= Records provided =
+ + + + +

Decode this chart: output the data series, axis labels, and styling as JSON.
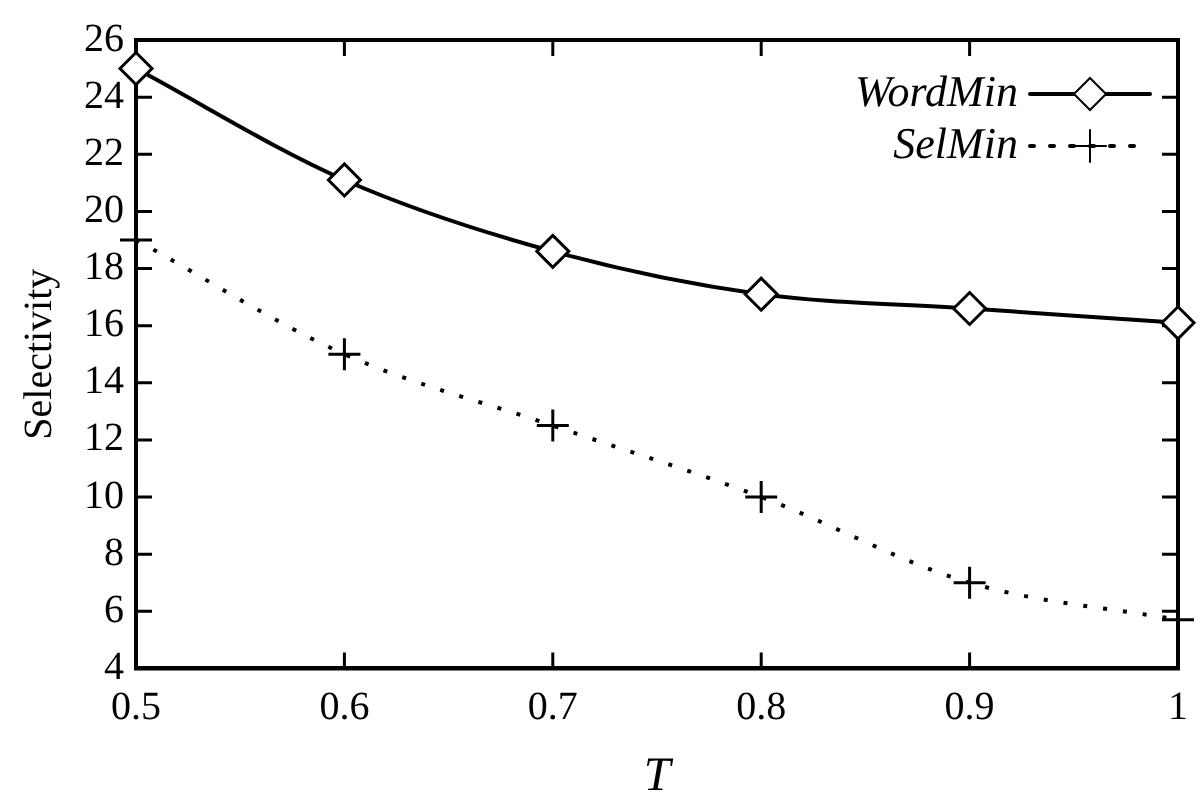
{
  "chart_data": {
    "type": "line",
    "xlabel": "T",
    "ylabel": "Selectivity",
    "x": [
      0.5,
      0.6,
      0.7,
      0.8,
      0.9,
      1
    ],
    "series": [
      {
        "name": "WordMin",
        "color": "#000000",
        "values": [
          25,
          21.1,
          18.6,
          17.1,
          16.6,
          16.1
        ],
        "marker": "diamond",
        "line_style": "solid"
      },
      {
        "name": "SelMin",
        "color": "#000000",
        "values": [
          19,
          15,
          12.5,
          10,
          7,
          5.7
        ],
        "marker": "cross",
        "line_style": "dotted"
      }
    ],
    "xlim": [
      0.5,
      1
    ],
    "xticks": [
      0.5,
      0.6,
      0.7,
      0.8,
      0.9,
      1
    ],
    "ylim": [
      4,
      26
    ],
    "yticks": [
      4,
      6,
      8,
      10,
      12,
      14,
      16,
      18,
      20,
      22,
      24,
      26
    ],
    "grid": false,
    "legend": "top right"
  }
}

+ + + + +

= What you will do =
Quote each line of the listing exactly, but leave the pictures out.

= Solution to the problem =
Decode this chart: output the data series, axis labels, and styling as JSON.
{
  "chart_data": {
    "type": "line",
    "xlabel": "T",
    "ylabel": "Selectivity",
    "x": [
      0.5,
      0.6,
      0.7,
      0.8,
      0.9,
      1
    ],
    "series": [
      {
        "name": "WordMin",
        "color": "#000000",
        "values": [
          25,
          21.1,
          18.6,
          17.1,
          16.6,
          16.1
        ],
        "marker": "diamond",
        "line_style": "solid"
      },
      {
        "name": "SelMin",
        "color": "#000000",
        "values": [
          19,
          15,
          12.5,
          10,
          7,
          5.7
        ],
        "marker": "cross",
        "line_style": "dotted"
      }
    ],
    "xlim": [
      0.5,
      1
    ],
    "xticks": [
      0.5,
      0.6,
      0.7,
      0.8,
      0.9,
      1
    ],
    "ylim": [
      4,
      26
    ],
    "yticks": [
      4,
      6,
      8,
      10,
      12,
      14,
      16,
      18,
      20,
      22,
      24,
      26
    ],
    "grid": false,
    "legend": "top right"
  }
}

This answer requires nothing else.